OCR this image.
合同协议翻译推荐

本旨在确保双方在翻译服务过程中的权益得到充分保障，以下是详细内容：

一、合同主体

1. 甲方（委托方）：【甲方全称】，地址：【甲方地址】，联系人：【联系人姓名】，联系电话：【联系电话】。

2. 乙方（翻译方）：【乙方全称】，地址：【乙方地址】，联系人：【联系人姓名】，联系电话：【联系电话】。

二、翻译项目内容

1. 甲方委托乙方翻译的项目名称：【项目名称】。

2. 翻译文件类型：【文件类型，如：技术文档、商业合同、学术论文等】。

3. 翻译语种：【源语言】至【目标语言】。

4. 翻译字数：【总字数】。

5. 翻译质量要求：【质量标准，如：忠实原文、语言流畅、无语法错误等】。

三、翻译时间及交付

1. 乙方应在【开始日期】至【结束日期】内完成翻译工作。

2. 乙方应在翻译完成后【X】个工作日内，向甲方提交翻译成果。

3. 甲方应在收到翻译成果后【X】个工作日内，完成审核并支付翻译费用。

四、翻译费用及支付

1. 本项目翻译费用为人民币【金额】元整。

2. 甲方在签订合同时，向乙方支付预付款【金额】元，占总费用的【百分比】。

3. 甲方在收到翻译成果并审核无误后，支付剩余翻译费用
────────
> [Exercise objective]: Restate each record word for word.

> [Response for this exercise]:
OCR this image.
合同协议翻译推荐

本旨在确保双方在翻译服务过程中的权益得到充分保障，以下是详细内容：

一、合同主体

1. 甲方（委托方）：【甲方全称】，地址：【甲方地址】，联系人：【联系人姓名】，联系电话：【联系电话】。

2. 乙方（翻译方）：【乙方全称】，地址：【乙方地址】，联系人：【联系人姓名】，联系电话：【联系电话】。

二、翻译项目内容

1. 甲方委托乙方翻译的项目名称：【项目名称】。

2. 翻译文件类型：【文件类型，如：技术文档、商业合同、学术论文等】。

3. 翻译语种：【源语言】至【目标语言】。

4. 翻译字数：【总字数】。

5. 翻译质量要求：【质量标准，如：忠实原文、语言流畅、无语法错误等】。

三、翻译时间及交付

1. 乙方应在【开始日期】至【结束日期】内完成翻译工作。

2. 乙方应在翻译完成后【X】个工作日内，向甲方提交翻译成果。

3. 甲方应在收到翻译成果后【X】个工作日内，完成审核并支付翻译费用。

四、翻译费用及支付

1. 本项目翻译费用为人民币【金额】元整。

2. 甲方在签订合同时，向乙方支付预付款【金额】元，占总费用的【百分比】。

3. 甲方在收到翻译成果并审核无误后，支付剩余翻译费用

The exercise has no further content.